Directive
Please retype the records below exactly, leaving out any pictures.

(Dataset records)

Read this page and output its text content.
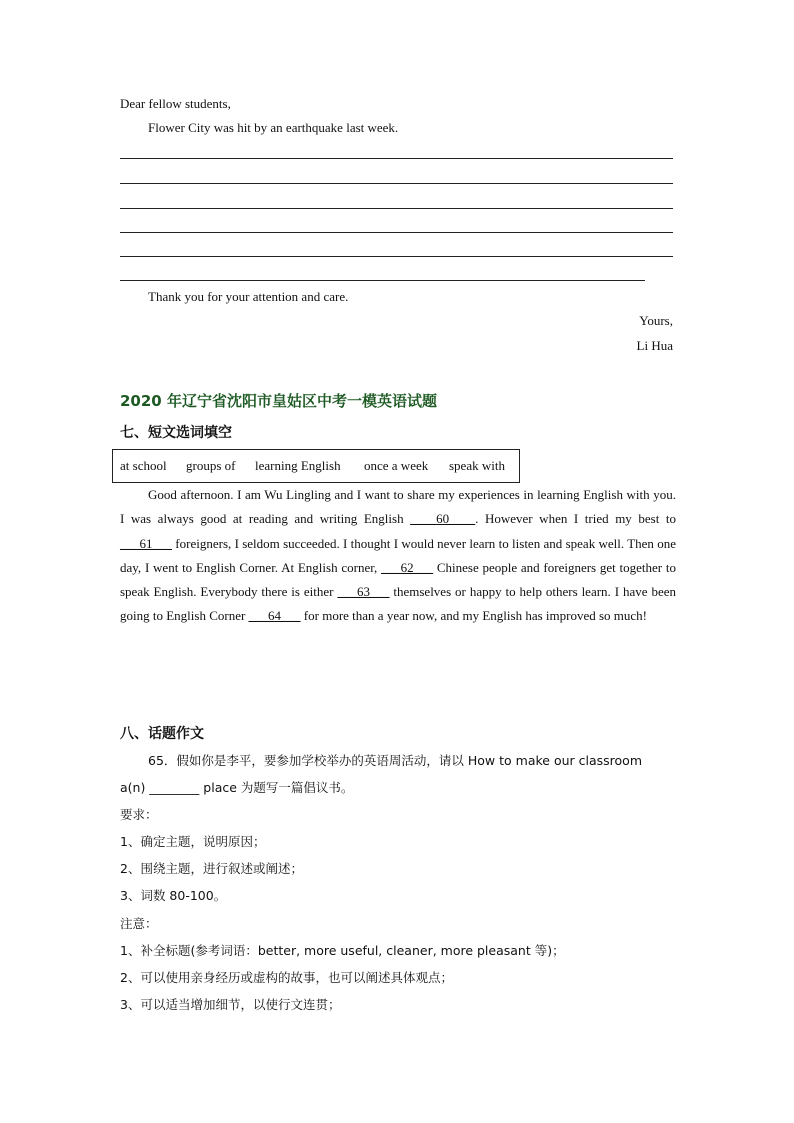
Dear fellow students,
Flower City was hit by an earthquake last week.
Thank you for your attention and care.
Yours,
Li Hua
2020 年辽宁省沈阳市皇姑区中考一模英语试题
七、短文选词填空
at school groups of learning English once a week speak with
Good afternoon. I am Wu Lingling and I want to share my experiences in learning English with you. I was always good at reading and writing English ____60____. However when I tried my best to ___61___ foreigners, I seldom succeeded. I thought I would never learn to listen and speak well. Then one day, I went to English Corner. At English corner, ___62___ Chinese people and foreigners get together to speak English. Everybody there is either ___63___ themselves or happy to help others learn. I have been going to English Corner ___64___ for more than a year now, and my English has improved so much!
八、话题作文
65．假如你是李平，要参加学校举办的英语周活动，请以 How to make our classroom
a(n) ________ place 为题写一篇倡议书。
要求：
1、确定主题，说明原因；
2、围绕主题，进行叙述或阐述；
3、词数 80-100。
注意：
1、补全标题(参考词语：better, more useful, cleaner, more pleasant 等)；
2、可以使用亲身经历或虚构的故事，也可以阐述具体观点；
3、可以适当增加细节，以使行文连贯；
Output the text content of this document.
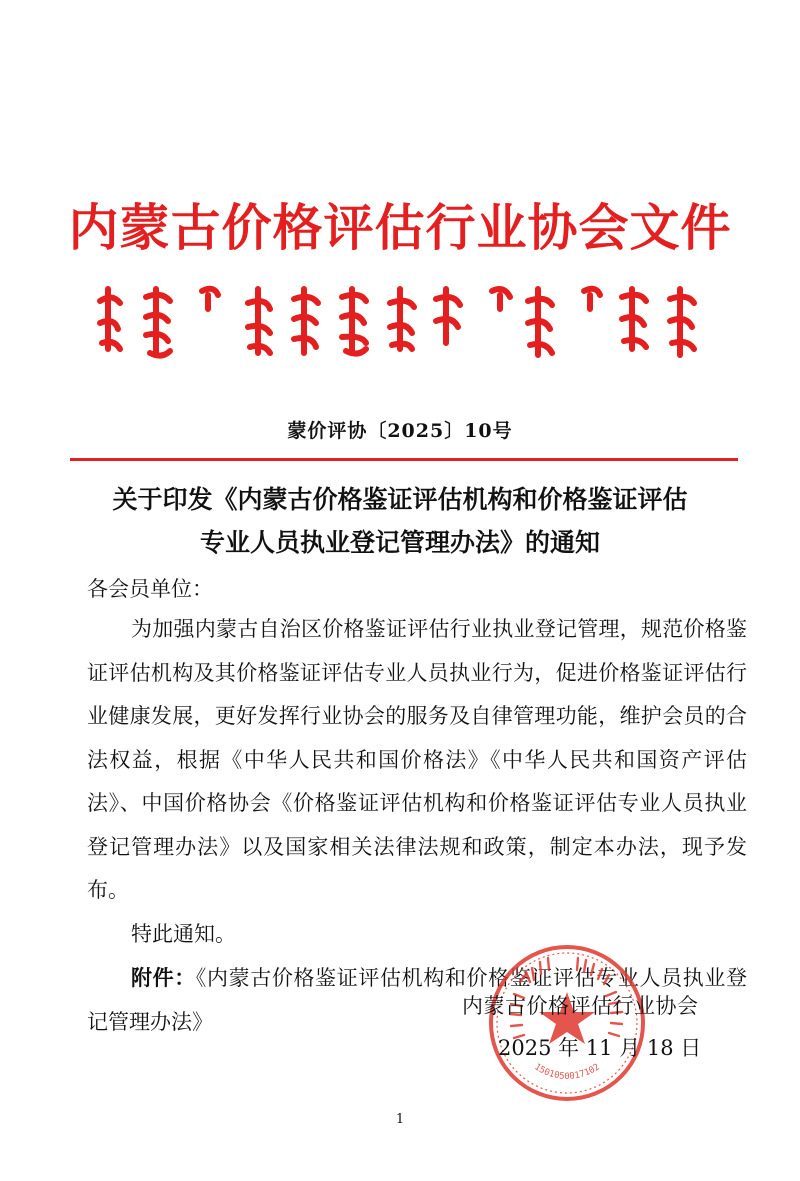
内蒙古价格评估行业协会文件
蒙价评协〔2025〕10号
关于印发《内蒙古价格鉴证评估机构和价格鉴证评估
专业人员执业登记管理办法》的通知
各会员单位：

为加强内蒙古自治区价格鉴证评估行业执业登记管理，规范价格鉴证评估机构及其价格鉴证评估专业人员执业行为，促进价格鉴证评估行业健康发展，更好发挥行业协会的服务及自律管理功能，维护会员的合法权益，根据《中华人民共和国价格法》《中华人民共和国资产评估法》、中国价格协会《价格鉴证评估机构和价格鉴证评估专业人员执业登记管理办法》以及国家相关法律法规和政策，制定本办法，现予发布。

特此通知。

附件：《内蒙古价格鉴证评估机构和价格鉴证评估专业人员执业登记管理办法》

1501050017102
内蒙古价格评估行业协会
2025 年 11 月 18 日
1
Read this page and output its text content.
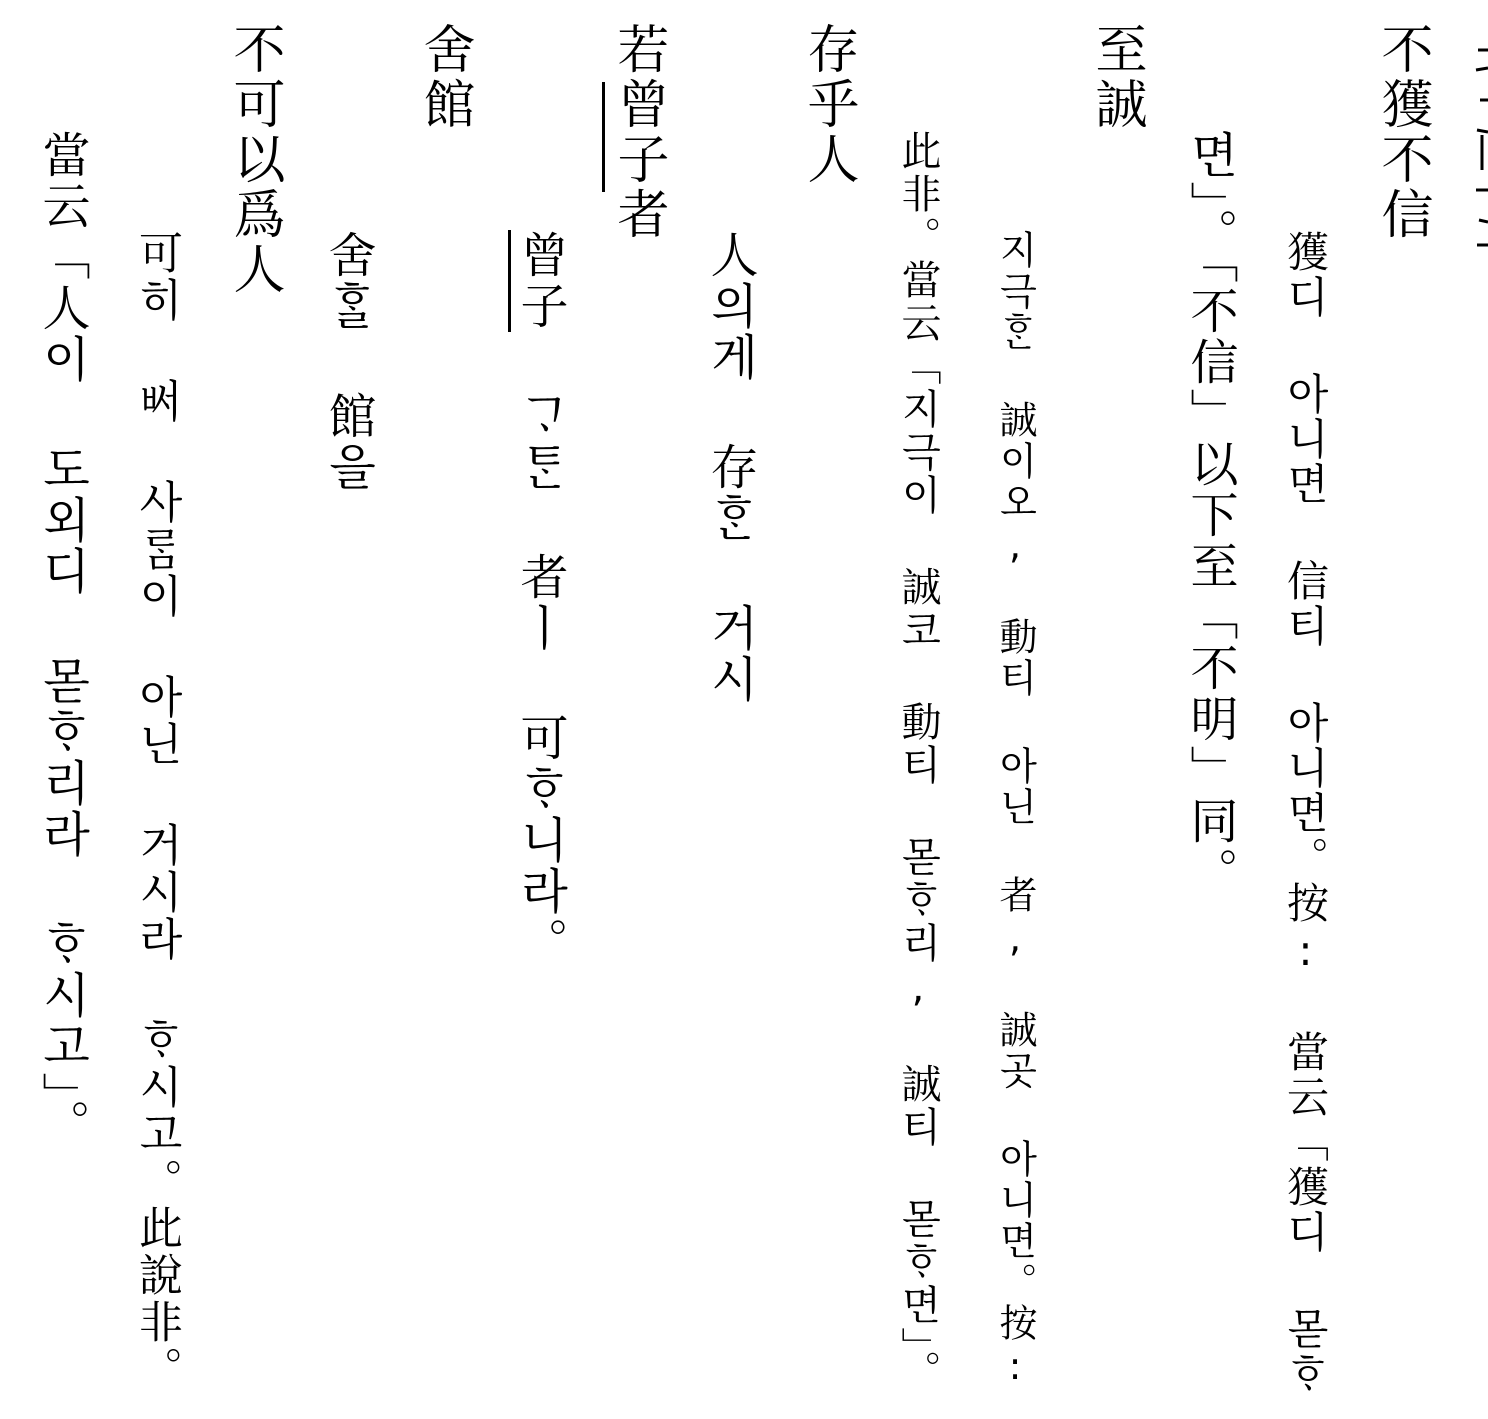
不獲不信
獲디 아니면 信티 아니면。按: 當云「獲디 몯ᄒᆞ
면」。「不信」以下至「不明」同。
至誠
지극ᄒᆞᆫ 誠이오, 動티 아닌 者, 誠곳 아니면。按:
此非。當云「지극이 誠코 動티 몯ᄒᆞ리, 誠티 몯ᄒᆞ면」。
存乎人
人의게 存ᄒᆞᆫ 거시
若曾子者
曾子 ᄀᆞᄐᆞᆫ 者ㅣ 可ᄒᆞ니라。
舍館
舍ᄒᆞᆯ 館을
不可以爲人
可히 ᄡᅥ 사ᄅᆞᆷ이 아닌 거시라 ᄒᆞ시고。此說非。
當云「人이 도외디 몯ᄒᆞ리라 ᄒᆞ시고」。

Response to the exercise
Read this page and output its text content.
Dear fellow students,
Flower City was hit by an earthquake last week.
Thank you for your attention and care.
Yours,
Li Hua
2020 年辽宁省沈阳市皇姑区中考一模英语试题
七、短文选词填空
at school groups of learning English once a week speak with
Good afternoon. I am Wu Lingling and I want to share my experiences in learning English with you. I was always good at reading and writing English ____60____. However when I tried my best to ___61___ foreigners, I seldom succeeded. I thought I would never learn to listen and speak well. Then one day, I went to English Corner. At English corner, ___62___ Chinese people and foreigners get together to speak English. Everybody there is either ___63___ themselves or happy to help others learn. I have been going to English Corner ___64___ for more than a year now, and my English has improved so much!
八、话题作文
65．假如你是李平，要参加学校举办的英语周活动，请以 How to make our classroom
a(n) ________ place 为题写一篇倡议书。
要求：
1、确定主题，说明原因；
2、围绕主题，进行叙述或阐述；
3、词数 80-100。
注意：
1、补全标题(参考词语：better, more useful, cleaner, more pleasant 等)；
2、可以使用亲身经历或虚构的故事，也可以阐述具体观点；
3、可以适当增加细节，以使行文连贯；
Output the text content of this document.
内蒙古价格评估行业协会文件
蒙价评协〔2025〕10号
关于印发《内蒙古价格鉴证评估机构和价格鉴证评估
专业人员执业登记管理办法》的通知
各会员单位：

为加强内蒙古自治区价格鉴证评估行业执业登记管理，规范价格鉴证评估机构及其价格鉴证评估专业人员执业行为，促进价格鉴证评估行业健康发展，更好发挥行业协会的服务及自律管理功能，维护会员的合法权益，根据《中华人民共和国价格法》《中华人民共和国资产评估法》、中国价格协会《价格鉴证评估机构和价格鉴证评估专业人员执业登记管理办法》以及国家相关法律法规和政策，制定本办法，现予发布。

特此通知。

附件：《内蒙古价格鉴证评估机构和价格鉴证评估专业人员执业登记管理办法》

1501050017102
内蒙古价格评估行业协会
2025 年 11 月 18 日
1
Read this page and output its text content.
不獲不信
獲디 아니면 信티 아니면。按: 當云「獲디 몯ᄒᆞ
면」。「不信」以下至「不明」同。
至誠
지극ᄒᆞᆫ 誠이오, 動티 아닌 者, 誠곳 아니면。按:
此非。當云「지극이 誠코 動티 몯ᄒᆞ리, 誠티 몯ᄒᆞ면」。
存乎人
人의게 存ᄒᆞᆫ 거시
若曾子者
曾子 ᄀᆞᄐᆞᆫ 者ㅣ 可ᄒᆞ니라。
舍館
舍ᄒᆞᆯ 館을
不可以爲人
可히 ᄡᅥ 사ᄅᆞᆷ이 아닌 거시라 ᄒᆞ시고。此說非。
當云「人이 도외디 몯ᄒᆞ리라 ᄒᆞ시고」。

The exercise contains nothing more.